---------- Source material ----------

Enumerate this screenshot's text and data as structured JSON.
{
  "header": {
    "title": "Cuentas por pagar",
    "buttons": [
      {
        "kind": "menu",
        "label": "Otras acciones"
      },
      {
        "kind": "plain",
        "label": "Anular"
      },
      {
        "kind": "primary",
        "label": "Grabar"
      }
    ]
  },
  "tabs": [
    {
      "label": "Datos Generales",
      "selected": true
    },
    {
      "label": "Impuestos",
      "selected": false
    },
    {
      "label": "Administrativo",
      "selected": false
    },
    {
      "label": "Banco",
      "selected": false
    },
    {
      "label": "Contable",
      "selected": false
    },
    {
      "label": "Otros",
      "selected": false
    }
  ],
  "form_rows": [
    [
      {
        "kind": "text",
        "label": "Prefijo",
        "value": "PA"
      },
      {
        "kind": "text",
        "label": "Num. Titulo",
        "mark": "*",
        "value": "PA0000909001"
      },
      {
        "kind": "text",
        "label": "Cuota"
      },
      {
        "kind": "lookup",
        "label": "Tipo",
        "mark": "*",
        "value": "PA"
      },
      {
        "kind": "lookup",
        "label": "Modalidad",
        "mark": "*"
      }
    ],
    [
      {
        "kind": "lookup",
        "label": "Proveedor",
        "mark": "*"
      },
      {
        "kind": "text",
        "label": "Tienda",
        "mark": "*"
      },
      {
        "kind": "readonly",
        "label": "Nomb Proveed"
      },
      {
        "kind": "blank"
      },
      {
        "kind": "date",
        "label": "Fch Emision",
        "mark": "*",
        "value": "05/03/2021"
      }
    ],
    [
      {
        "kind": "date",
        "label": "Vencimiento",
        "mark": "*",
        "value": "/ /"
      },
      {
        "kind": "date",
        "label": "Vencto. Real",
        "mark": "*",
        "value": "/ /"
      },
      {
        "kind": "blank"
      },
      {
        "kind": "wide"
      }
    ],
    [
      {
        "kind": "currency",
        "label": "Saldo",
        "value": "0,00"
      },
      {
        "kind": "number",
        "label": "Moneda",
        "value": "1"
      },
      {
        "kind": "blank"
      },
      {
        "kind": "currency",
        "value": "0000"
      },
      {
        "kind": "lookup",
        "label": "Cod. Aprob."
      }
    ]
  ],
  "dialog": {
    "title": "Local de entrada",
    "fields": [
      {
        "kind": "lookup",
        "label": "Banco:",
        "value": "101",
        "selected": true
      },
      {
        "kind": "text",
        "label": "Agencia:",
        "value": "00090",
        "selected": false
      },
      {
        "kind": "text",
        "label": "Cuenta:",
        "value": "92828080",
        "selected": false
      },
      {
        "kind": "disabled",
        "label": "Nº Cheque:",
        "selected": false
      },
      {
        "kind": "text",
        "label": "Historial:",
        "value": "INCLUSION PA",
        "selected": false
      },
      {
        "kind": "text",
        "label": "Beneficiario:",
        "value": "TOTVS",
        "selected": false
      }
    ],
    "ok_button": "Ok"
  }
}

----------

Exercise task: From the records above, extract everything verbatim.

Expected answer:
Enumerate this screenshot's text and data as structured JSON.
{
  "header": {
    "title": "Cuentas por pagar",
    "buttons": [
      {
        "kind": "menu",
        "label": "Otras acciones"
      },
      {
        "kind": "plain",
        "label": "Anular"
      },
      {
        "kind": "primary",
        "label": "Grabar"
      }
    ]
  },
  "tabs": [
    {
      "label": "Datos Generales",
      "selected": true
    },
    {
      "label": "Impuestos",
      "selected": false
    },
    {
      "label": "Administrativo",
      "selected": false
    },
    {
      "label": "Banco",
      "selected": false
    },
    {
      "label": "Contable",
      "selected": false
    },
    {
      "label": "Otros",
      "selected": false
    }
  ],
  "form_rows": [
    [
      {
        "kind": "text",
        "label": "Prefijo",
        "value": "PA"
      },
      {
        "kind": "text",
        "label": "Num. Titulo",
        "mark": "*",
        "value": "PA0000909001"
      },
      {
        "kind": "text",
        "label": "Cuota"
      },
      {
        "kind": "lookup",
        "label": "Tipo",
        "mark": "*",
        "value": "PA"
      },
      {
        "kind": "lookup",
        "label": "Modalidad",
        "mark": "*"
      }
    ],
    [
      {
        "kind": "lookup",
        "label": "Proveedor",
        "mark": "*"
      },
      {
        "kind": "text",
        "label": "Tienda",
        "mark": "*"
      },
      {
        "kind": "readonly",
        "label": "Nomb Proveed"
      },
      {
        "kind": "blank"
      },
      {
        "kind": "date",
        "label": "Fch Emision",
        "mark": "*",
        "value": "05/03/2021"
      }
    ],
    [
      {
        "kind": "date",
        "label": "Vencimiento",
        "mark": "*",
        "value": "/ /"
      },
      {
        "kind": "date",
        "label": "Vencto. Real",
        "mark": "*",
        "value": "/ /"
      },
      {
        "kind": "blank"
      },
      {
        "kind": "wide"
      }
    ],
    [
      {
        "kind": "currency",
        "label": "Saldo",
        "value": "0,00"
      },
      {
        "kind": "number",
        "label": "Moneda",
        "value": "1"
      },
      {
        "kind": "blank"
      },
      {
        "kind": "currency",
        "value": "0000"
      },
      {
        "kind": "lookup",
        "label": "Cod. Aprob."
      }
    ]
  ],
  "dialog": {
    "title": "Local de entrada",
    "fields": [
      {
        "kind": "lookup",
        "label": "Banco:",
        "value": "101",
        "selected": true
      },
      {
        "kind": "text",
        "label": "Agencia:",
        "value": "00090",
        "selected": false
      },
      {
        "kind": "text",
        "label": "Cuenta:",
        "value": "92828080",
        "selected": false
      },
      {
        "kind": "disabled",
        "label": "Nº Cheque:",
        "selected": false
      },
      {
        "kind": "text",
        "label": "Historial:",
        "value": "INCLUSION PA",
        "selected": false
      },
      {
        "kind": "text",
        "label": "Beneficiario:",
        "value": "TOTVS",
        "selected": false
      }
    ],
    "ok_button": "Ok"
  }
}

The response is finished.